▶ [Extracted data entries]:
>>>>

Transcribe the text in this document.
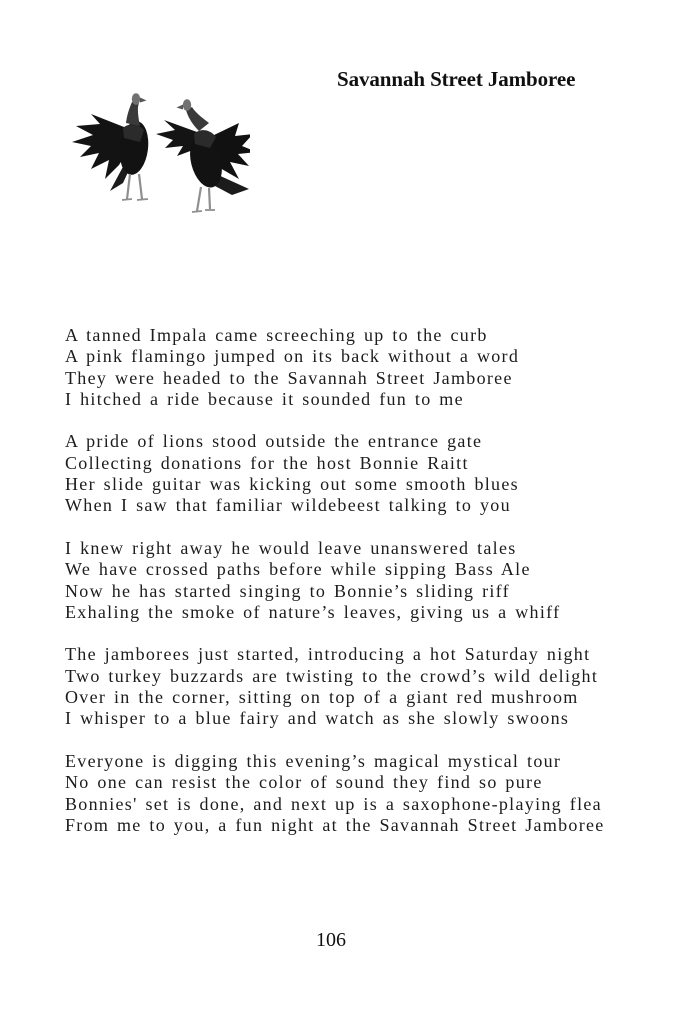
Savannah Street Jamboree

A tanned Impala came screeching up to the curb
A pink flamingo jumped on its back without a word
They were headed to the Savannah Street Jamboree
I hitched a ride because it sounded fun to me

A pride of lions stood outside the entrance gate
Collecting donations for the host Bonnie Raitt
Her slide guitar was kicking out some smooth blues
When I saw that familiar wildebeest talking to you

I knew right away he would leave unanswered tales
We have crossed paths before while sipping Bass Ale
Now he has started singing to Bonnie’s sliding riff
Exhaling the smoke of nature’s leaves, giving us a whiff

The jamborees just started, introducing a hot Saturday night
Two turkey buzzards are twisting to the crowd’s wild delight
Over in the corner, sitting on top of a giant red mushroom
I whisper to a blue fairy and watch as she slowly swoons

Everyone is digging this evening’s magical mystical tour
No one can resist the color of sound they find so pure
Bonnies' set is done, and next up is a saxophone-playing flea
From me to you, a fun night at the Savannah Street Jamboree

106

<<<<

Select and copy every line of the material that holds the string "Savannah".

Savannah Street Jamboree
They were headed to the Savannah Street Jamboree
From me to you, a fun night at the Savannah Street Jamboree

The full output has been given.